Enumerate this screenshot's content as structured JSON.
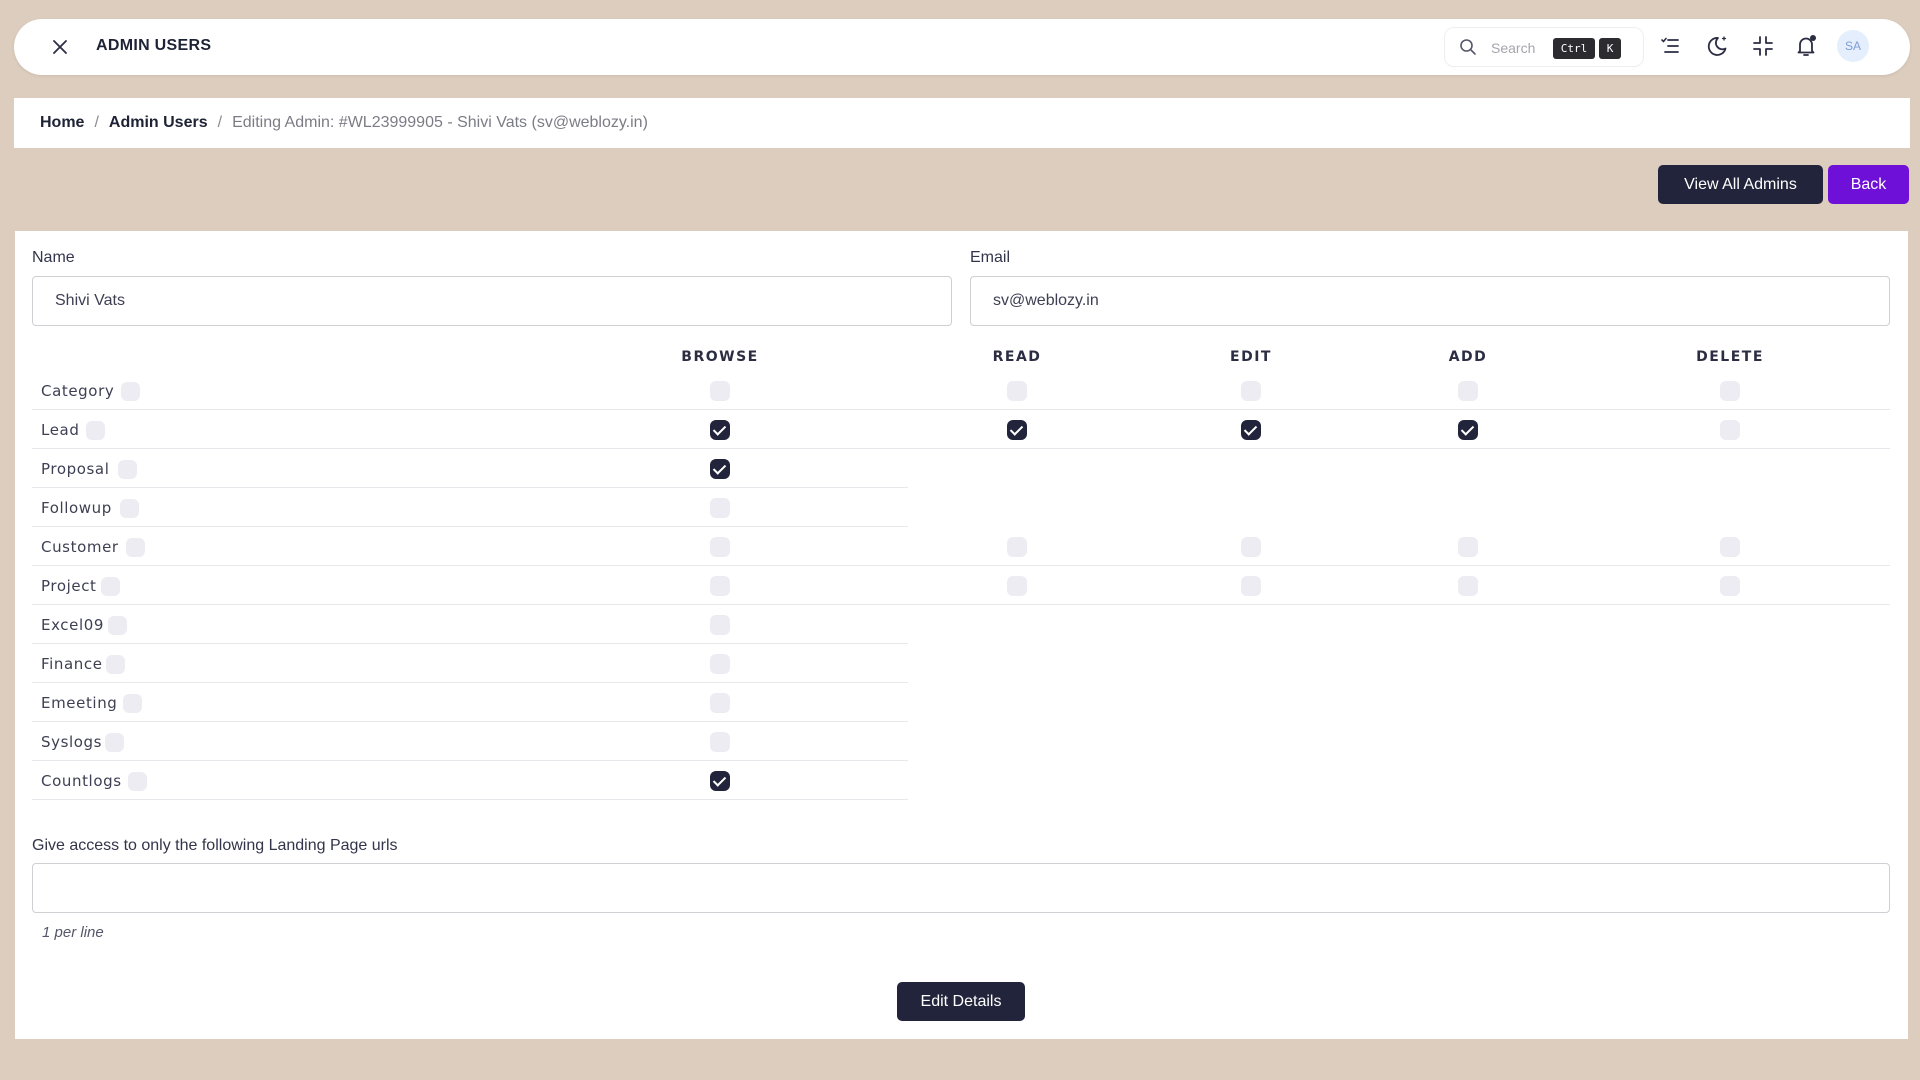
{
  "header": {
    "title": "ADMIN USERS",
    "search_placeholder": "Search",
    "shortcut_ctrl": "Ctrl",
    "shortcut_key": "K",
    "avatar_initials": "SA",
    "icons": [
      "close-icon",
      "search-icon",
      "menu-lines-icon",
      "moon-icon",
      "collapse-icon",
      "bell-icon"
    ]
  },
  "breadcrumb": {
    "home": "Home",
    "section": "Admin Users",
    "current": "Editing Admin: #WL23999905 - Shivi Vats (sv@weblozy.in)"
  },
  "actions": {
    "view_all": "View All Admins",
    "back": "Back"
  },
  "form": {
    "name_label": "Name",
    "name_value": "Shivi Vats",
    "email_label": "Email",
    "email_value": "sv@weblozy.in"
  },
  "permissions": {
    "columns": [
      "BROWSE",
      "READ",
      "EDIT",
      "ADD",
      "DELETE"
    ],
    "rows": [
      {
        "label": "Category",
        "browse": false,
        "read": false,
        "edit": false,
        "add": false,
        "delete": false
      },
      {
        "label": "Lead",
        "browse": true,
        "read": true,
        "edit": true,
        "add": true,
        "delete": false
      },
      {
        "label": "Proposal",
        "browse": true
      },
      {
        "label": "Followup",
        "browse": false
      },
      {
        "label": "Customer",
        "browse": false,
        "read": false,
        "edit": false,
        "add": false,
        "delete": false
      },
      {
        "label": "Project",
        "browse": false,
        "read": false,
        "edit": false,
        "add": false,
        "delete": false
      },
      {
        "label": "Excel09",
        "browse": false
      },
      {
        "label": "Finance",
        "browse": false
      },
      {
        "label": "Emeeting",
        "browse": false
      },
      {
        "label": "Syslogs",
        "browse": false
      },
      {
        "label": "Countlogs",
        "browse": true
      }
    ]
  },
  "landing": {
    "label": "Give access to only the following Landing Page urls",
    "value": "",
    "hint": "1 per line"
  },
  "submit_label": "Edit Details",
  "colors": {
    "background": "#dccdbe",
    "dark": "#22243b",
    "accent": "#6f10d8"
  }
}
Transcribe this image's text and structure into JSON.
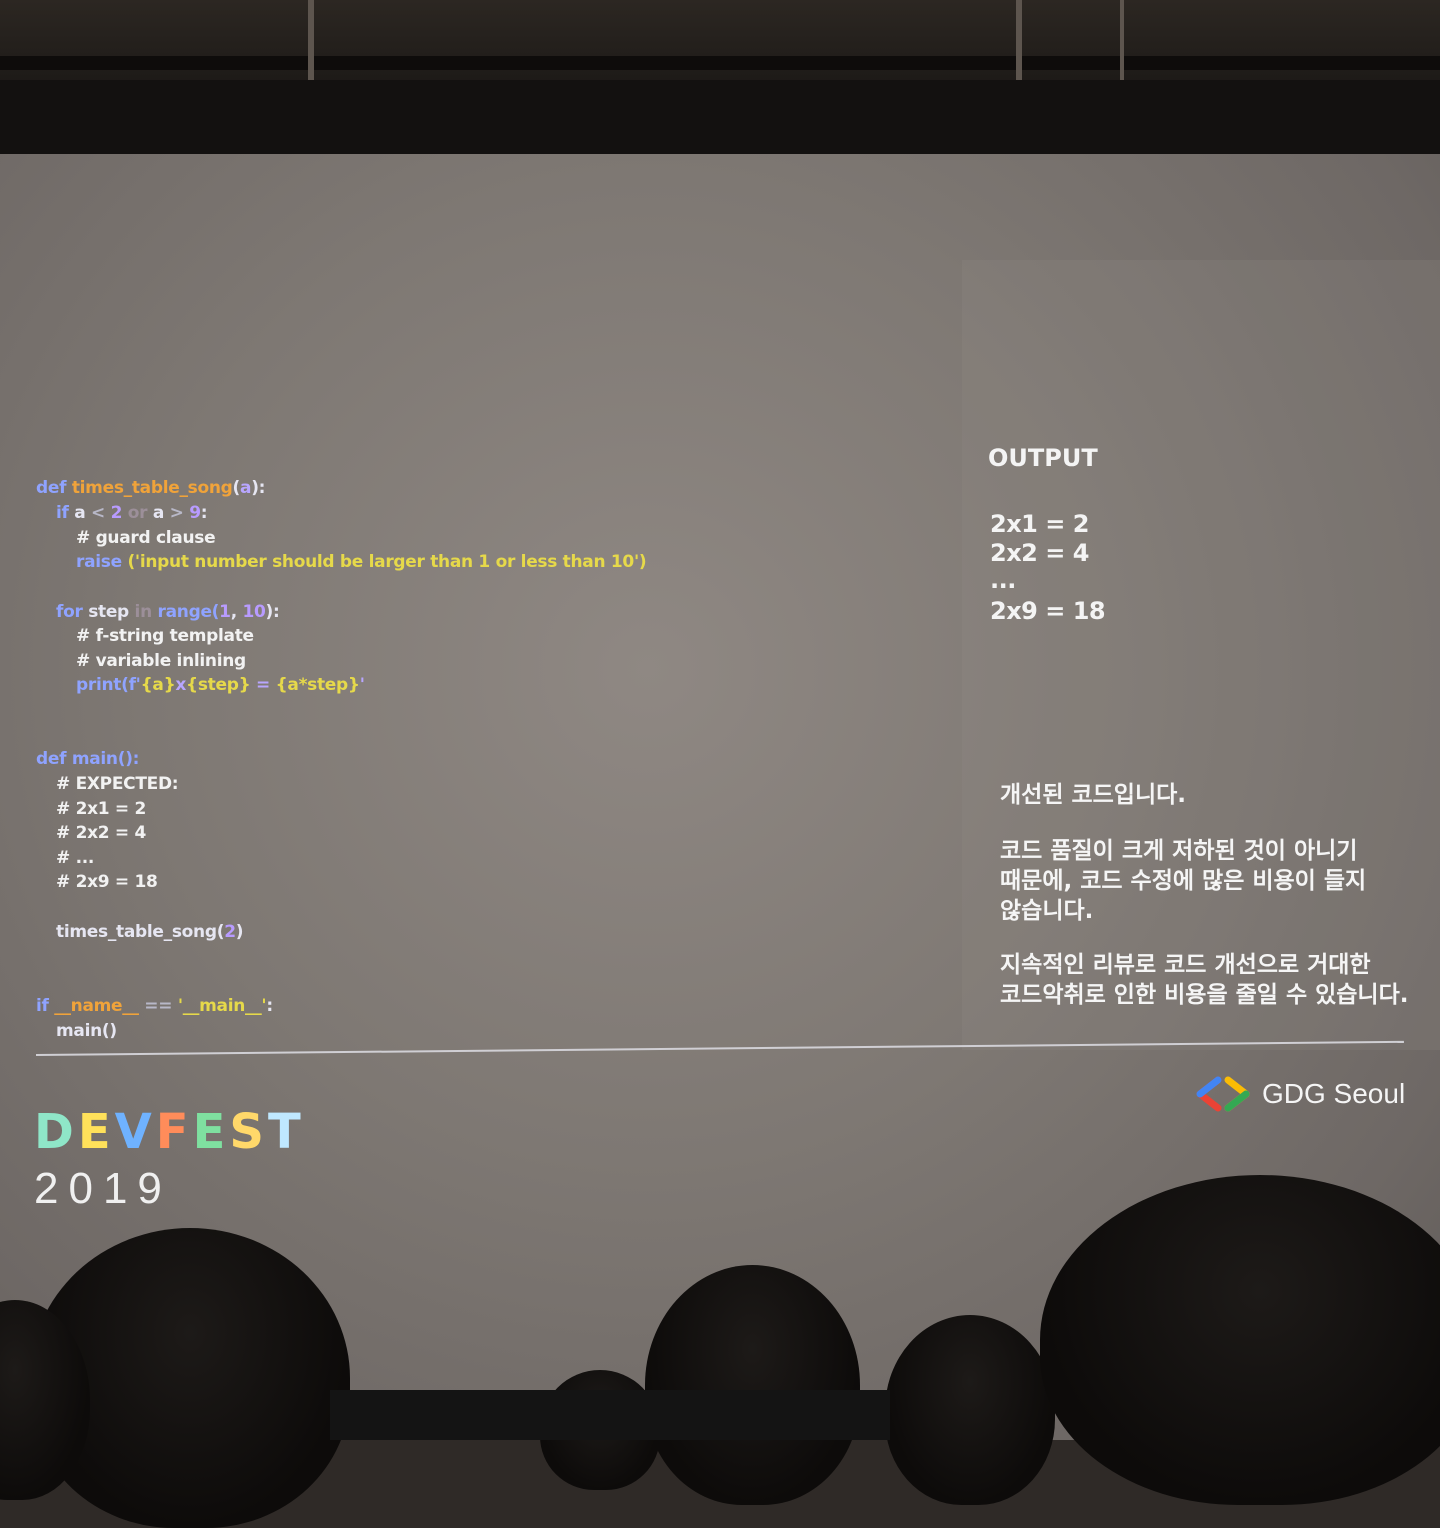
{
  "code": {
    "l1": {
      "def": "def ",
      "fn": "times_table_song",
      "p1": "(",
      "arg": "a",
      "p2": "):"
    },
    "l2": {
      "if": "if ",
      "a1": "a",
      "lt": " < ",
      "n2": "2",
      "or": " or ",
      "a2": "a",
      "gt": " > ",
      "n9": "9",
      "colon": ":"
    },
    "l3": "# guard clause",
    "l4": {
      "raise": "raise ",
      "str": "('input number should be larger than 1 or less than 10')"
    },
    "l5": {
      "for": "for ",
      "step": "step",
      "in": " in ",
      "range": "range(",
      "n1": "1",
      "comma": ", ",
      "n10": "10",
      "end": "):"
    },
    "l6": "# f-string template",
    "l7": "# variable inlining",
    "l8": {
      "print": "print(f'",
      "a": "{a}",
      "x": "x",
      "step": "{step}",
      "eq": " = ",
      "prod": "{a*step}",
      "end": "'"
    },
    "l9": "def main():",
    "l10": "# EXPECTED:",
    "l11": "# 2x1 = 2",
    "l12": "# 2x2 = 4",
    "l13": "# ...",
    "l14": "# 2x9 = 18",
    "l15": {
      "fn": "times_table_song(",
      "n": "2",
      "end": ")"
    },
    "l16": {
      "if": "if ",
      "name": "__name__",
      "eq": " == ",
      "main": "'__main__'",
      "colon": ":"
    },
    "l17": "main()"
  },
  "output": {
    "title": "OUTPUT",
    "lines": [
      "2x1 = 2",
      "2x2 = 4",
      "...",
      "2x9 = 18"
    ]
  },
  "korean": {
    "p1": "개선된 코드입니다.",
    "p2": "코드 품질이 크게 저하된 것이 아니기\n때문에, 코드 수정에 많은 비용이 들지\n않습니다.",
    "p3": "지속적인 리뷰로 코드 개선으로 거대한\n코드악취로 인한 비용을 줄일 수 있습니다."
  },
  "brand": {
    "name": "GDG Seoul"
  },
  "devfest": {
    "letters": [
      "D",
      "E",
      "V",
      "F",
      "E",
      "S",
      "T"
    ],
    "colors": [
      "#8fe6c8",
      "#ffe15a",
      "#6fb2ff",
      "#ff8c5a",
      "#7fe0a0",
      "#ffd86a",
      "#bfe8ff"
    ],
    "year": "2019"
  }
}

####################

_STATED TASK_
Leaving all pictures aside, quote each record exactly.

_RESPONSE TO THE EXERCISE_
Enumerate this screenshot's content as structured JSON.
{
  "header": {
    "title": "ADMIN USERS",
    "search_placeholder": "Search",
    "shortcut_ctrl": "Ctrl",
    "shortcut_key": "K",
    "avatar_initials": "SA",
    "icons": [
      "close-icon",
      "search-icon",
      "menu-lines-icon",
      "moon-icon",
      "collapse-icon",
      "bell-icon"
    ]
  },
  "breadcrumb": {
    "home": "Home",
    "section": "Admin Users",
    "current": "Editing Admin: #WL23999905 - Shivi Vats (sv@weblozy.in)"
  },
  "actions": {
    "view_all": "View All Admins",
    "back": "Back"
  },
  "form": {
    "name_label": "Name",
    "name_value": "Shivi Vats",
    "email_label": "Email",
    "email_value": "sv@weblozy.in"
  },
  "permissions": {
    "columns": [
      "BROWSE",
      "READ",
      "EDIT",
      "ADD",
      "DELETE"
    ],
    "rows": [
      {
        "label": "Category",
        "browse": false,
        "read": false,
        "edit": false,
        "add": false,
        "delete": false
      },
      {
        "label": "Lead",
        "browse": true,
        "read": true,
        "edit": true,
        "add": true,
        "delete": false
      },
      {
        "label": "Proposal",
        "browse": true
      },
      {
        "label": "Followup",
        "browse": false
      },
      {
        "label": "Customer",
        "browse": false,
        "read": false,
        "edit": false,
        "add": false,
        "delete": false
      },
      {
        "label": "Project",
        "browse": false,
        "read": false,
        "edit": false,
        "add": false,
        "delete": false
      },
      {
        "label": "Excel09",
        "browse": false
      },
      {
        "label": "Finance",
        "browse": false
      },
      {
        "label": "Emeeting",
        "browse": false
      },
      {
        "label": "Syslogs",
        "browse": false
      },
      {
        "label": "Countlogs",
        "browse": true
      }
    ]
  },
  "landing": {
    "label": "Give access to only the following Landing Page urls",
    "value": "",
    "hint": "1 per line"
  },
  "submit_label": "Edit Details",
  "colors": {
    "background": "#dccdbe",
    "dark": "#22243b",
    "accent": "#6f10d8"
  }
}
Transcribe this image's text and structure into JSON.
{
  "code": {
    "l1": {
      "def": "def ",
      "fn": "times_table_song",
      "p1": "(",
      "arg": "a",
      "p2": "):"
    },
    "l2": {
      "if": "if ",
      "a1": "a",
      "lt": " < ",
      "n2": "2",
      "or": " or ",
      "a2": "a",
      "gt": " > ",
      "n9": "9",
      "colon": ":"
    },
    "l3": "# guard clause",
    "l4": {
      "raise": "raise ",
      "str": "('input number should be larger than 1 or less than 10')"
    },
    "l5": {
      "for": "for ",
      "step": "step",
      "in": " in ",
      "range": "range(",
      "n1": "1",
      "comma": ", ",
      "n10": "10",
      "end": "):"
    },
    "l6": "# f-string template",
    "l7": "# variable inlining",
    "l8": {
      "print": "print(f'",
      "a": "{a}",
      "x": "x",
      "step": "{step}",
      "eq": " = ",
      "prod": "{a*step}",
      "end": "'"
    },
    "l9": "def main():",
    "l10": "# EXPECTED:",
    "l11": "# 2x1 = 2",
    "l12": "# 2x2 = 4",
    "l13": "# ...",
    "l14": "# 2x9 = 18",
    "l15": {
      "fn": "times_table_song(",
      "n": "2",
      "end": ")"
    },
    "l16": {
      "if": "if ",
      "name": "__name__",
      "eq": " == ",
      "main": "'__main__'",
      "colon": ":"
    },
    "l17": "main()"
  },
  "output": {
    "title": "OUTPUT",
    "lines": [
      "2x1 = 2",
      "2x2 = 4",
      "...",
      "2x9 = 18"
    ]
  },
  "korean": {
    "p1": "개선된 코드입니다.",
    "p2": "코드 품질이 크게 저하된 것이 아니기\n때문에, 코드 수정에 많은 비용이 들지\n않습니다.",
    "p3": "지속적인 리뷰로 코드 개선으로 거대한\n코드악취로 인한 비용을 줄일 수 있습니다."
  },
  "brand": {
    "name": "GDG Seoul"
  },
  "devfest": {
    "letters": [
      "D",
      "E",
      "V",
      "F",
      "E",
      "S",
      "T"
    ],
    "colors": [
      "#8fe6c8",
      "#ffe15a",
      "#6fb2ff",
      "#ff8c5a",
      "#7fe0a0",
      "#ffd86a",
      "#bfe8ff"
    ],
    "year": "2019"
  }
}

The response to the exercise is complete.